* REQUIREMENT: Strip the pictures and reproduce the rest of the listing exactly.
--------
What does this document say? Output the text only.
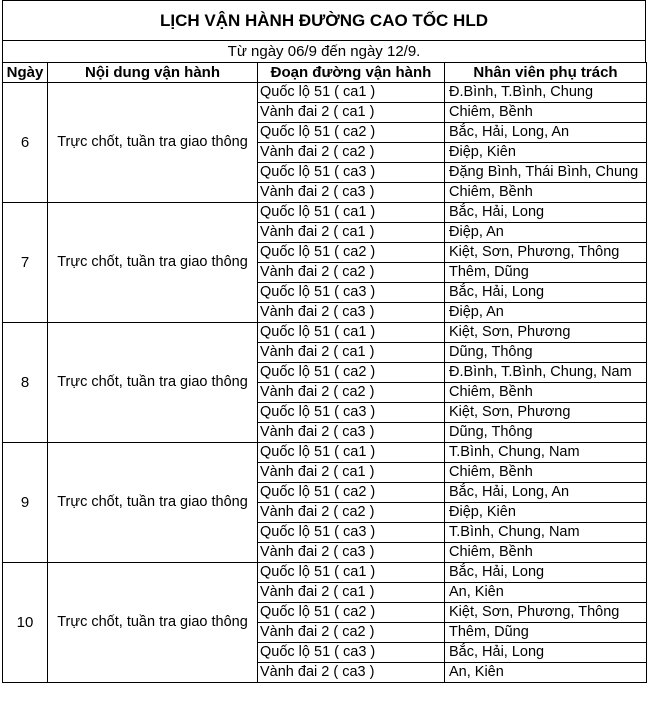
LỊCH VẬN HÀNH ĐƯỜNG CAO TỐC HLD
Từ ngày 06/9 đến ngày 12/9.
Ngày	Nội dung vận hành	Đoạn đường vận hành	Nhân viên phụ trách
6	Trực chốt, tuần tra giao thông	Quốc lộ 51 ( ca1 )	Đ.Bình, T.Bình, Chung
		Vành đai 2 ( ca1 )	Chiêm, Bềnh
		Quốc lộ 51 ( ca2 )	Bắc, Hải, Long, An
		Vành đai 2 ( ca2 )	Điệp, Kiên
		Quốc lộ 51 ( ca3 )	Đặng Bình, Thái Bình, Chung
		Vành đai 2 ( ca3 )	Chiêm, Bềnh
7	Trực chốt, tuần tra giao thông	Quốc lộ 51 ( ca1 )	Bắc, Hải, Long
		Vành đai 2 ( ca1 )	Điệp, An
		Quốc lộ 51 ( ca2 )	Kiệt, Sơn, Phương, Thông
		Vành đai 2 ( ca2 )	Thêm, Dũng
		Quốc lộ 51 ( ca3 )	Bắc, Hải, Long
		Vành đai 2 ( ca3 )	Điệp, An
8	Trực chốt, tuần tra giao thông	Quốc lộ 51 ( ca1 )	Kiệt, Sơn, Phương
		Vành đai 2 ( ca1 )	Dũng, Thông
		Quốc lộ 51 ( ca2 )	Đ.Bình, T.Bình, Chung, Nam
		Vành đai 2 ( ca2 )	Chiêm, Bềnh
		Quốc lộ 51 ( ca3 )	Kiệt, Sơn, Phương
		Vành đai 2 ( ca3 )	Dũng, Thông
9	Trực chốt, tuần tra giao thông	Quốc lộ 51 ( ca1 )	T.Bình, Chung, Nam
		Vành đai 2 ( ca1 )	Chiêm, Bềnh
		Quốc lộ 51 ( ca2 )	Bắc, Hải, Long, An
		Vành đai 2 ( ca2 )	Điệp, Kiên
		Quốc lộ 51 ( ca3 )	T.Bình, Chung, Nam
		Vành đai 2 ( ca3 )	Chiêm, Bềnh
10	Trực chốt, tuần tra giao thông	Quốc lộ 51 ( ca1 )	Bắc, Hải, Long
		Vành đai 2 ( ca1 )	An, Kiên
		Quốc lộ 51 ( ca2 )	Kiệt, Sơn, Phương, Thông
		Vành đai 2 ( ca2 )	Thêm, Dũng
		Quốc lộ 51 ( ca3 )	Bắc, Hải, Long
		Vành đai 2 ( ca3 )	An, Kiên
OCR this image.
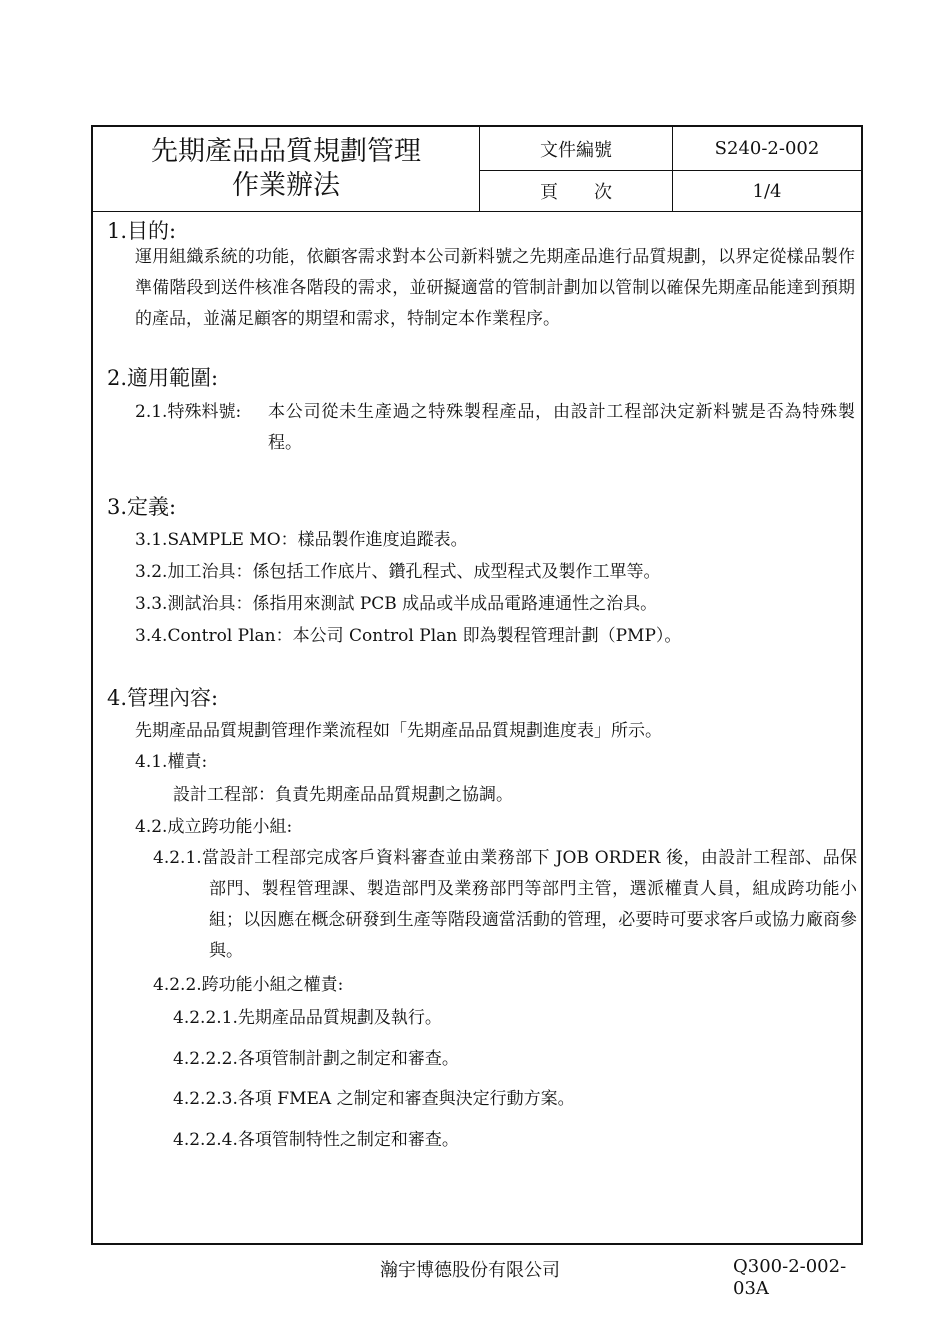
先期產品品質規劃管理
作業辦法
文件編號	S240-2-002
頁　　次	1/4
1.目的:
運用組織系統的功能，依顧客需求對本公司新料號之先期產品進行品質規劃，以界定從樣品製作準備階段到送件核准各階段的需求，並研擬適當的管制計劃加以管制以確保先期產品能達到預期的產品，並滿足顧客的期望和需求，特制定本作業程序。
2.適用範圍:
2.1.特殊料號: 本公司從未生產過之特殊製程產品，由設計工程部決定新料號是否為特殊製程。
3.定義:
3.1.SAMPLE MO：樣品製作進度追蹤表。
3.2.加工治具：係包括工作底片、鑽孔程式、成型程式及製作工單等。
3.3.測試治具：係指用來測試 PCB 成品或半成品電路連通性之治具。
3.4.Control Plan：本公司 Control Plan 即為製程管理計劃（PMP）。
4.管理內容:
先期產品品質規劃管理作業流程如「先期產品品質規劃進度表」所示。
4.1.權責:
設計工程部：負責先期產品品質規劃之協調。
4.2.成立跨功能小組:
4.2.1.當設計工程部完成客戶資料審查並由業務部下 JOB ORDER 後，由設計工程部、品保部門、製程管理課、製造部門及業務部門等部門主管，選派權責人員，組成跨功能小組；以因應在概念研發到生產等階段適當活動的管理，必要時可要求客戶或協力廠商參與。
4.2.2.跨功能小組之權責:
4.2.2.1.先期產品品質規劃及執行。
4.2.2.2.各項管制計劃之制定和審查。
4.2.2.3.各項 FMEA 之制定和審查與決定行動方案。
4.2.2.4.各項管制特性之制定和審查。
瀚宇博德股份有限公司	Q300-2-002-03A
--------
* ANSWER TO THE PROBLEM:
What does this document say? Output the text only.
LỊCH VẬN HÀNH ĐƯỜNG CAO TỐC HLD
Từ ngày 06/9 đến ngày 12/9.
Ngày	Nội dung vận hành	Đoạn đường vận hành	Nhân viên phụ trách
6	Trực chốt, tuần tra giao thông	Quốc lộ 51 ( ca1 )	Đ.Bình, T.Bình, Chung
		Vành đai 2 ( ca1 )	Chiêm, Bềnh
		Quốc lộ 51 ( ca2 )	Bắc, Hải, Long, An
		Vành đai 2 ( ca2 )	Điệp, Kiên
		Quốc lộ 51 ( ca3 )	Đặng Bình, Thái Bình, Chung
		Vành đai 2 ( ca3 )	Chiêm, Bềnh
7	Trực chốt, tuần tra giao thông	Quốc lộ 51 ( ca1 )	Bắc, Hải, Long
		Vành đai 2 ( ca1 )	Điệp, An
		Quốc lộ 51 ( ca2 )	Kiệt, Sơn, Phương, Thông
		Vành đai 2 ( ca2 )	Thêm, Dũng
		Quốc lộ 51 ( ca3 )	Bắc, Hải, Long
		Vành đai 2 ( ca3 )	Điệp, An
8	Trực chốt, tuần tra giao thông	Quốc lộ 51 ( ca1 )	Kiệt, Sơn, Phương
		Vành đai 2 ( ca1 )	Dũng, Thông
		Quốc lộ 51 ( ca2 )	Đ.Bình, T.Bình, Chung, Nam
		Vành đai 2 ( ca2 )	Chiêm, Bềnh
		Quốc lộ 51 ( ca3 )	Kiệt, Sơn, Phương
		Vành đai 2 ( ca3 )	Dũng, Thông
9	Trực chốt, tuần tra giao thông	Quốc lộ 51 ( ca1 )	T.Bình, Chung, Nam
		Vành đai 2 ( ca1 )	Chiêm, Bềnh
		Quốc lộ 51 ( ca2 )	Bắc, Hải, Long, An
		Vành đai 2 ( ca2 )	Điệp, Kiên
		Quốc lộ 51 ( ca3 )	T.Bình, Chung, Nam
		Vành đai 2 ( ca3 )	Chiêm, Bềnh
10	Trực chốt, tuần tra giao thông	Quốc lộ 51 ( ca1 )	Bắc, Hải, Long
		Vành đai 2 ( ca1 )	An, Kiên
		Quốc lộ 51 ( ca2 )	Kiệt, Sơn, Phương, Thông
		Vành đai 2 ( ca2 )	Thêm, Dũng
		Quốc lộ 51 ( ca3 )	Bắc, Hải, Long
		Vành đai 2 ( ca3 )	An, Kiên
OCR this image.
先期產品品質規劃管理
作業辦法
文件編號	S240-2-002
頁　　次	1/4
1.目的:
運用組織系統的功能，依顧客需求對本公司新料號之先期產品進行品質規劃，以界定從樣品製作準備階段到送件核准各階段的需求，並研擬適當的管制計劃加以管制以確保先期產品能達到預期的產品，並滿足顧客的期望和需求，特制定本作業程序。
2.適用範圍:
2.1.特殊料號: 本公司從未生產過之特殊製程產品，由設計工程部決定新料號是否為特殊製程。
3.定義:
3.1.SAMPLE MO：樣品製作進度追蹤表。
3.2.加工治具：係包括工作底片、鑽孔程式、成型程式及製作工單等。
3.3.測試治具：係指用來測試 PCB 成品或半成品電路連通性之治具。
3.4.Control Plan：本公司 Control Plan 即為製程管理計劃（PMP）。
4.管理內容:
先期產品品質規劃管理作業流程如「先期產品品質規劃進度表」所示。
4.1.權責:
設計工程部：負責先期產品品質規劃之協調。
4.2.成立跨功能小組:
4.2.1.當設計工程部完成客戶資料審查並由業務部下 JOB ORDER 後，由設計工程部、品保部門、製程管理課、製造部門及業務部門等部門主管，選派權責人員，組成跨功能小組；以因應在概念研發到生產等階段適當活動的管理，必要時可要求客戶或協力廠商參與。
4.2.2.跨功能小組之權責:
4.2.2.1.先期產品品質規劃及執行。
4.2.2.2.各項管制計劃之制定和審查。
4.2.2.3.各項 FMEA 之制定和審查與決定行動方案。
4.2.2.4.各項管制特性之制定和審查。
瀚宇博德股份有限公司	Q300-2-002-03A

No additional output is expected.